**Document passage**.
Inglewood Transit Connector Project Advances, Has Ultra-High Cost per Rider

While ETW was closed between Christmas and New Years, the Federal Transit Administration moved the Inglewood Transit Connector project to the “Engineering” stage of its Capital Investment Grant program, indicating that the project has completed its permitting and initial design phases and has received an overall project rating from FTA career staff. FTA is proposing that the CIG program pick up 50 percent of the project’s estimated $2.02 billion capital cost.

The project would not be an extension of the existing L.A. Metro Rail system. Instead, it would be a self-contained, automated, 1.6-mile elevated heavy rail system running from a new station adjacent to the Florence station on Metro Rail’s A Line, running south down Prairie Avenue to two more stops.

While Inglewood is a majority-minority area that was left out of the original Metro Rail plan, the new project appears to be more about making it easier for people outside Inglewood to get in than for Inglewood residents to get connected. The stops are strategically located right in front of the new arenas for the L.A. Rams and Chargers (NFL), Clippers (NBA), and the mammoth Hollywood Park entertainment and casino complex being built by Rams owner Stan Kroenke on the old racetrack site between the two, which includes the NFL head offices.

**Visual layout annotations**.
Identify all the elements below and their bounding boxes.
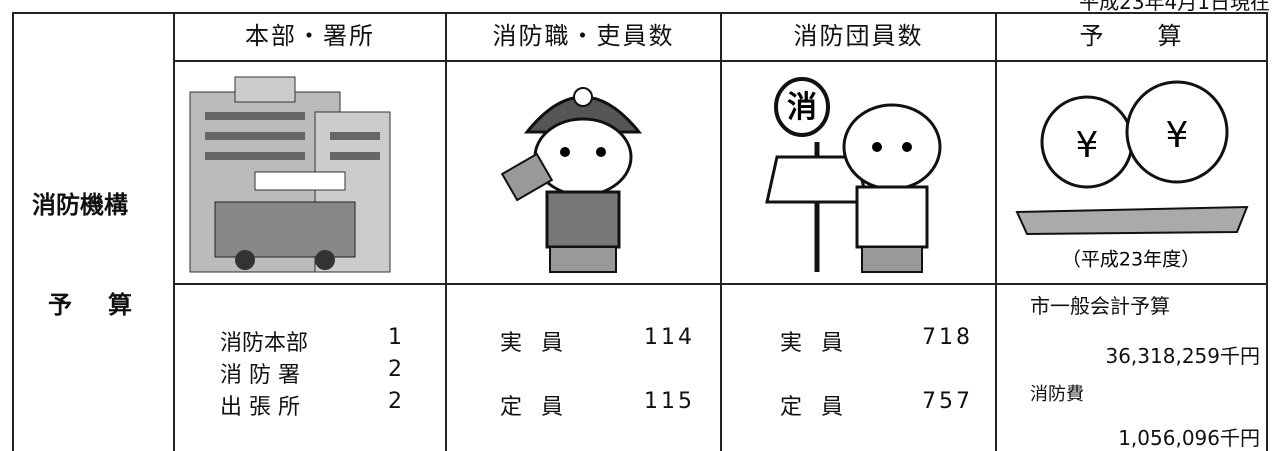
svg-text:¥: ¥ [1076, 125, 1099, 166]
sign-text: 消 [787, 90, 817, 125]
budget-amount: 36,318,259千円 [1105, 344, 1260, 368]
brigade-count: 757 [922, 389, 973, 414]
station-name: 消防本部 [220, 331, 309, 356]
budget-illustration: ¥ ¥ （平成23年度） [1015, 80, 1249, 271]
station-count: 1 [388, 325, 402, 350]
row-label: 消防機構 [32, 191, 128, 219]
svg-text:¥: ¥ [1166, 115, 1189, 156]
border [12, 12, 1268, 14]
border [12, 12, 14, 451]
staff-count: 115 [644, 389, 695, 414]
brigade-label: 定 員 [780, 395, 849, 420]
building-illustration [189, 76, 391, 273]
station-count: 2 [388, 389, 402, 414]
brigade-illustration: 消 [765, 77, 942, 273]
budget-amount: 1,056,096千円 [1118, 426, 1260, 450]
brigade-count: 718 [922, 325, 973, 350]
border [1266, 12, 1268, 451]
column-header: 予 算 [1079, 22, 1184, 50]
budget-label: 市一般会計予算 [1030, 294, 1170, 318]
staff-label: 定 員 [500, 395, 569, 420]
staff-count: 114 [644, 325, 695, 350]
row-label: 予 算 [48, 291, 138, 319]
budget-label: 消防費 [1030, 384, 1084, 405]
column-header: 消防職・吏員数 [492, 22, 675, 50]
as-of-date: 平成23年4月1日現在 [1079, 0, 1270, 14]
firefighter-illustration [500, 87, 643, 273]
station-name: 出 張 所 [220, 395, 300, 420]
budget-caption: （平成23年度） [1062, 249, 1200, 271]
border [445, 12, 447, 451]
brigade-label: 実 員 [780, 331, 849, 356]
border [720, 12, 722, 451]
border [995, 12, 997, 451]
column-header: 消防団員数 [793, 22, 924, 50]
staff-label: 実 員 [500, 331, 569, 356]
station-name: 消 防 署 [220, 363, 300, 388]
border [173, 12, 175, 451]
station-count: 2 [388, 357, 402, 382]
column-header: 本部・署所 [245, 22, 375, 50]
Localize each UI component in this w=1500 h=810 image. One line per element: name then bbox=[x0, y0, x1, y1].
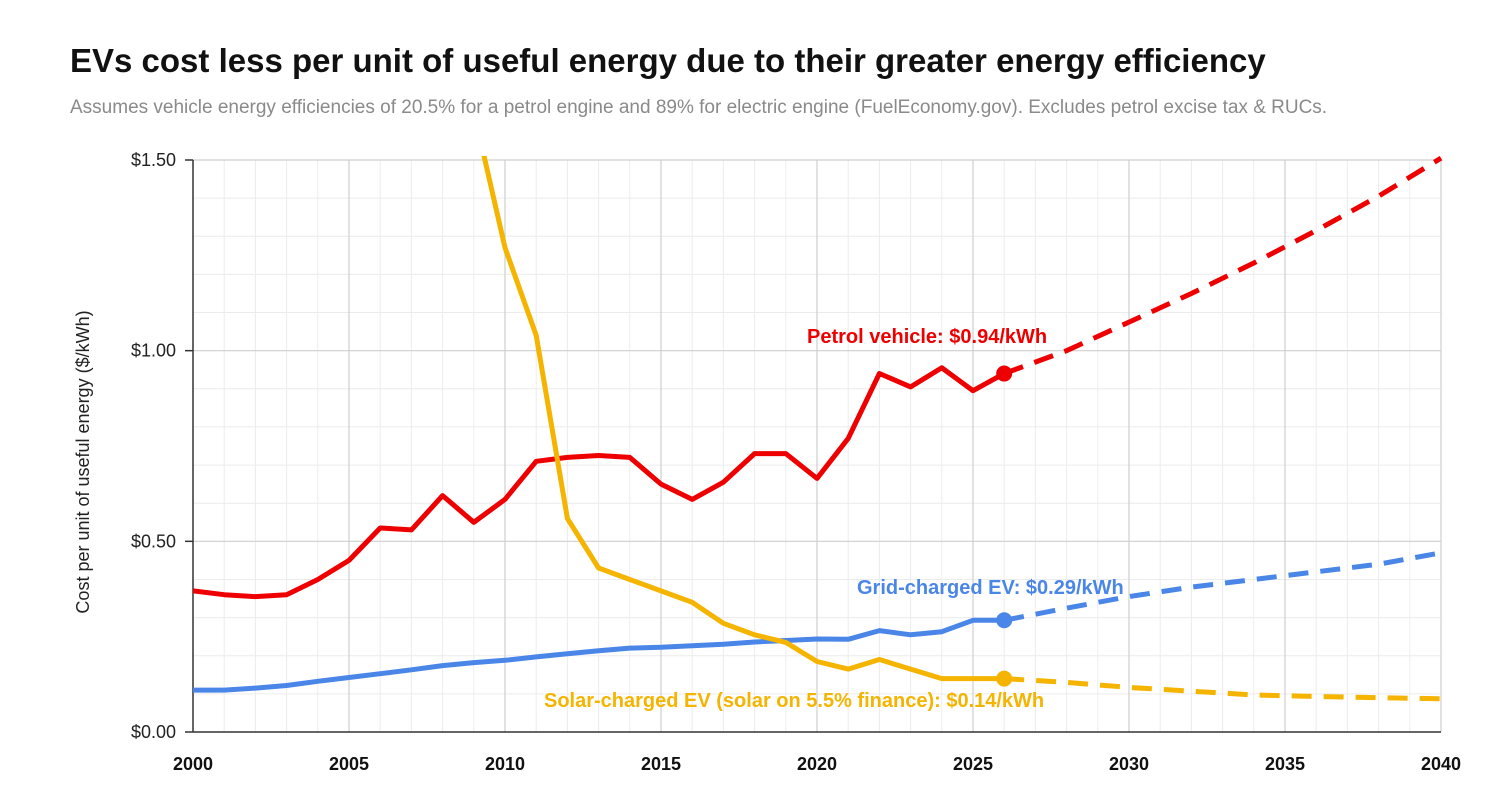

**Required work**.
According to the article on the Inglewood Transit Connector, how long would the automated elevated rail line be? The material has no connection to the text.

**Completed task**.
1.6 miles